=== Problem to solve ===
Count lines with the string "loss" in them. State the number alone.

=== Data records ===

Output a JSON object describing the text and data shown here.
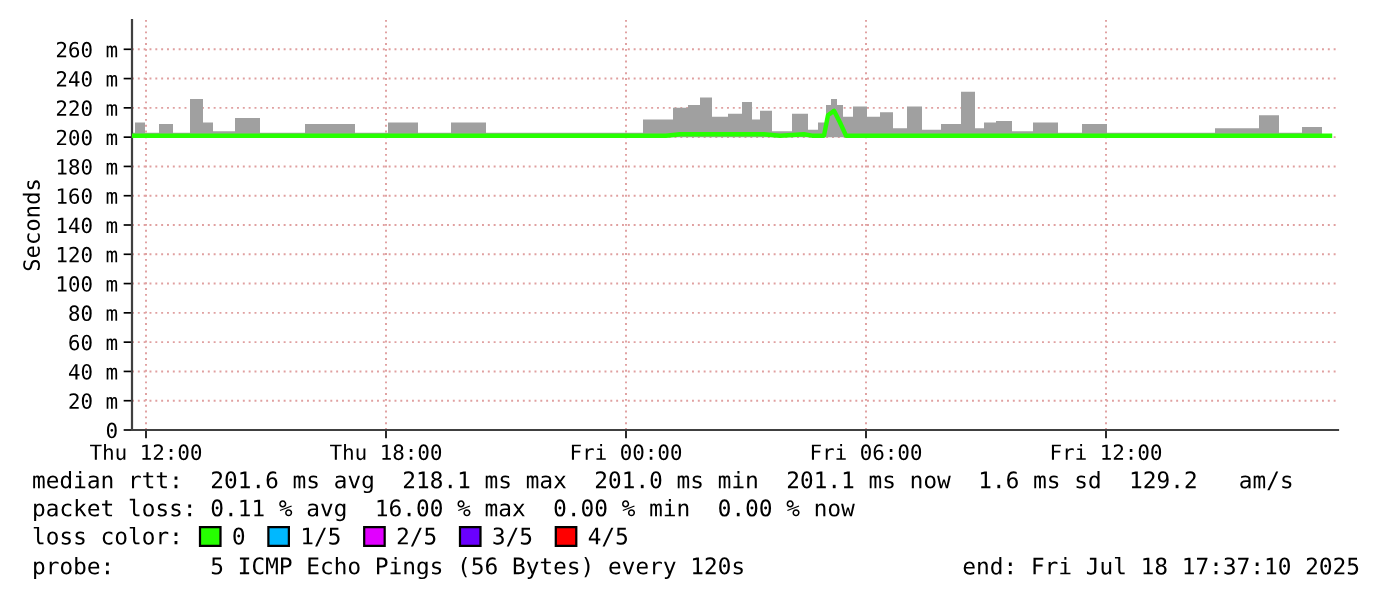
{
  "chart_data": {
    "type": "line",
    "ylabel": "Seconds",
    "xlim": [
      "2025-07-17T11:39",
      "2025-07-18T17:48"
    ],
    "xticks": [
      {
        "value": "2025-07-17T12:00",
        "label": "Thu 12:00"
      },
      {
        "value": "2025-07-17T18:00",
        "label": "Thu 18:00"
      },
      {
        "value": "2025-07-18T00:00",
        "label": "Fri 00:00"
      },
      {
        "value": "2025-07-18T06:00",
        "label": "Fri 06:00"
      },
      {
        "value": "2025-07-18T12:00",
        "label": "Fri 12:00"
      }
    ],
    "ylim": [
      0,
      280
    ],
    "yticks": [
      0,
      {
        "value": 20,
        "label": "20 m"
      },
      {
        "value": 40,
        "label": "40 m"
      },
      {
        "value": 60,
        "label": "60 m"
      },
      {
        "value": 80,
        "label": "80 m"
      },
      {
        "value": 100,
        "label": "100 m"
      },
      {
        "value": 120,
        "label": "120 m"
      },
      {
        "value": 140,
        "label": "140 m"
      },
      {
        "value": 160,
        "label": "160 m"
      },
      {
        "value": 180,
        "label": "180 m"
      },
      {
        "value": 200,
        "label": "200 m"
      },
      {
        "value": 220,
        "label": "220 m"
      },
      {
        "value": 240,
        "label": "240 m"
      },
      {
        "value": 260,
        "label": "260 m"
      }
    ],
    "grid": true,
    "legend": "bottom left",
    "legend_title": "loss color:",
    "x": [
      "2025-07-17T11:39",
      "2025-07-17T11:48",
      "2025-07-17T12:09",
      "2025-07-17T12:30",
      "2025-07-17T12:51",
      "2025-07-17T13:21",
      "2025-07-17T13:30",
      "2025-07-17T13:51",
      "2025-07-17T14:36",
      "2025-07-17T15:06",
      "2025-07-17T16:51",
      "2025-07-17T17:36",
      "2025-07-17T18:30",
      "2025-07-17T19:06",
      "2025-07-17T20:09",
      "2025-07-17T20:51",
      "2025-07-17T22:21",
      "2025-07-17T23:51",
      "2025-07-18T01:00",
      "2025-07-18T01:21",
      "2025-07-18T01:45",
      "2025-07-18T01:57",
      "2025-07-18T02:21",
      "2025-07-18T02:45",
      "2025-07-18T03:03",
      "2025-07-18T03:15",
      "2025-07-18T03:27",
      "2025-07-18T03:51",
      "2025-07-18T04:27",
      "2025-07-18T04:39",
      "2025-07-18T04:57",
      "2025-07-18T05:03",
      "2025-07-18T05:12",
      "2025-07-18T05:21",
      "2025-07-18T05:30",
      "2025-07-18T05:51",
      "2025-07-18T06:12",
      "2025-07-18T06:30",
      "2025-07-18T06:51",
      "2025-07-18T07:12",
      "2025-07-18T07:36",
      "2025-07-18T08:09",
      "2025-07-18T08:36",
      "2025-07-18T08:51",
      "2025-07-18T09:03",
      "2025-07-18T09:27",
      "2025-07-18T09:51",
      "2025-07-18T10:30",
      "2025-07-18T11:06",
      "2025-07-18T11:42",
      "2025-07-18T12:21",
      "2025-07-18T13:51",
      "2025-07-18T15:36",
      "2025-07-18T16:03",
      "2025-07-18T16:36",
      "2025-07-18T17:12",
      "2025-07-18T17:36"
    ],
    "series": [
      {
        "name": "0",
        "color": "#26ff00",
        "values": [
          201,
          201,
          201,
          201,
          201,
          201,
          201,
          201,
          201,
          201,
          201,
          201,
          201,
          201,
          201,
          201,
          201,
          201,
          201,
          202,
          202,
          202,
          202,
          202,
          202,
          202,
          202,
          201,
          202,
          201,
          201,
          215,
          218,
          210,
          201,
          201,
          201,
          201,
          201,
          201,
          201,
          201,
          201,
          201,
          201,
          201,
          201,
          201,
          201,
          201,
          201,
          201,
          201,
          201,
          201,
          201,
          201
        ],
        "lower": [
          200,
          200,
          200,
          200,
          200,
          200,
          200,
          200,
          200,
          200,
          200,
          200,
          200,
          200,
          200,
          200,
          200,
          200,
          200,
          200,
          200,
          200,
          200,
          200,
          200,
          200,
          200,
          200,
          200,
          200,
          200,
          200,
          200,
          200,
          200,
          200,
          200,
          200,
          200,
          200,
          200,
          200,
          200,
          200,
          200,
          200,
          200,
          200,
          200,
          200,
          200,
          200,
          200,
          200,
          200,
          200,
          200
        ],
        "upper": [
          203,
          210,
          203,
          209,
          203,
          226,
          210,
          204,
          213,
          203,
          209,
          203,
          210,
          203,
          210,
          203,
          203,
          203,
          212,
          220,
          222,
          227,
          214,
          216,
          224,
          212,
          218,
          204,
          216,
          205,
          210,
          222,
          226,
          222,
          214,
          221,
          214,
          217,
          206,
          221,
          205,
          209,
          231,
          206,
          210,
          211,
          204,
          210,
          203,
          209,
          203,
          203,
          206,
          215,
          203,
          207,
          202
        ]
      },
      {
        "name": "1/5",
        "color": "#00b8ff",
        "values": [
          null,
          null,
          null,
          null,
          null,
          null,
          null,
          null,
          null,
          null,
          null,
          null,
          null,
          null,
          null,
          null,
          null,
          null,
          null,
          null,
          null,
          null,
          null,
          null,
          null,
          null,
          null,
          null,
          null,
          null,
          null,
          null,
          null,
          null,
          null,
          null,
          null,
          null,
          null,
          null,
          null,
          null,
          null,
          null,
          null,
          null,
          null,
          null,
          null,
          null,
          null,
          null,
          null,
          null,
          null,
          null,
          null
        ]
      },
      {
        "name": "2/5",
        "color": "#e100ff",
        "values": [
          null,
          null,
          null,
          null,
          null,
          null,
          null,
          null,
          null,
          null,
          null,
          null,
          null,
          null,
          null,
          null,
          null,
          null,
          null,
          null,
          null,
          null,
          null,
          null,
          null,
          null,
          null,
          null,
          null,
          null,
          null,
          null,
          null,
          null,
          null,
          null,
          null,
          null,
          null,
          null,
          null,
          null,
          null,
          null,
          null,
          null,
          null,
          null,
          null,
          null,
          null,
          null,
          null,
          null,
          null,
          null,
          null
        ]
      },
      {
        "name": "3/5",
        "color": "#6a00ff",
        "values": [
          null,
          null,
          null,
          null,
          null,
          null,
          null,
          null,
          null,
          null,
          null,
          null,
          null,
          null,
          null,
          null,
          null,
          null,
          null,
          null,
          null,
          null,
          null,
          null,
          null,
          null,
          null,
          null,
          null,
          null,
          null,
          null,
          null,
          null,
          null,
          null,
          null,
          null,
          null,
          null,
          null,
          null,
          null,
          null,
          null,
          null,
          null,
          null,
          null,
          null,
          null,
          null,
          null,
          null,
          null,
          null,
          null
        ]
      },
      {
        "name": "4/5",
        "color": "#ff0000",
        "values": [
          null,
          null,
          null,
          null,
          null,
          null,
          null,
          null,
          null,
          null,
          null,
          null,
          null,
          null,
          null,
          null,
          null,
          null,
          null,
          null,
          null,
          null,
          null,
          null,
          null,
          null,
          null,
          null,
          null,
          null,
          null,
          null,
          null,
          null,
          null,
          null,
          null,
          null,
          null,
          null,
          null,
          null,
          null,
          null,
          null,
          null,
          null,
          null,
          null,
          null,
          null,
          null,
          null,
          null,
          null,
          null,
          null
        ]
      }
    ],
    "annotations": [
      "median rtt:  201.6 ms avg  218.1 ms max  201.0 ms min  201.1 ms now  1.6 ms sd  129.2   am/s",
      "packet loss: 0.11 % avg  16.00 % max  0.00 % min  0.00 % now",
      "probe:       5 ICMP Echo Pings (56 Bytes) every 120s",
      "end: Fri Jul 18 17:37:10 2025"
    ]
  }
}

=== Reply to the exercise ===
2